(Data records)
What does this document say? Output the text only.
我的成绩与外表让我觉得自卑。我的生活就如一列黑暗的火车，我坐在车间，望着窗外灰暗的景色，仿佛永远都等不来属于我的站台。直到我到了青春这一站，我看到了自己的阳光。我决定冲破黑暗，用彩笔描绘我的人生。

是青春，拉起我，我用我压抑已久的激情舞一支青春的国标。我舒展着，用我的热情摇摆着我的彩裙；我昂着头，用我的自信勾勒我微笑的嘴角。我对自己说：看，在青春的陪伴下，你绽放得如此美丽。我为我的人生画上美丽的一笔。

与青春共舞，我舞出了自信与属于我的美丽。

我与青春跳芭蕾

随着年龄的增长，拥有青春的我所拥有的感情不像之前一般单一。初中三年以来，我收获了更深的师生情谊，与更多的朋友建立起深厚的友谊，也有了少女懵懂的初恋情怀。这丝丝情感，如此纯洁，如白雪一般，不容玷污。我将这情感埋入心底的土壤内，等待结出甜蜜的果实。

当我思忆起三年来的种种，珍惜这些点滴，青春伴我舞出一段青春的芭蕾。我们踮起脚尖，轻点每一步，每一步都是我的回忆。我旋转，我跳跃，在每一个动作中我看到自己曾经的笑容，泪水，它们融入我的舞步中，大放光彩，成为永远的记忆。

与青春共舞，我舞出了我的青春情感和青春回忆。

CHALLENGE
Using the data above, print every record exactly as shown.

ANSWER TO THIS PROBLEM
What does this document say? Output the text only.
我的成绩与外表让我觉得自卑。我的生活就如一列黑暗的火车，我坐在车间，望着窗外灰暗的景色，仿佛永远都等不来属于我的站台。直到我到了青春这一站，我看到了自己的阳光。我决定冲破黑暗，用彩笔描绘我的人生。

是青春，拉起我，我用我压抑已久的激情舞一支青春的国标。我舒展着，用我的热情摇摆着我的彩裙；我昂着头，用我的自信勾勒我微笑的嘴角。我对自己说：看，在青春的陪伴下，你绽放得如此美丽。我为我的人生画上美丽的一笔。

与青春共舞，我舞出了自信与属于我的美丽。

我与青春跳芭蕾

随着年龄的增长，拥有青春的我所拥有的感情不像之前一般单一。初中三年以来，我收获了更深的师生情谊，与更多的朋友建立起深厚的友谊，也有了少女懵懂的初恋情怀。这丝丝情感，如此纯洁，如白雪一般，不容玷污。我将这情感埋入心底的土壤内，等待结出甜蜜的果实。

当我思忆起三年来的种种，珍惜这些点滴，青春伴我舞出一段青春的芭蕾。我们踮起脚尖，轻点每一步，每一步都是我的回忆。我旋转，我跳跃，在每一个动作中我看到自己曾经的笑容，泪水，它们融入我的舞步中，大放光彩，成为永远的记忆。

与青春共舞，我舞出了我的青春情感和青春回忆。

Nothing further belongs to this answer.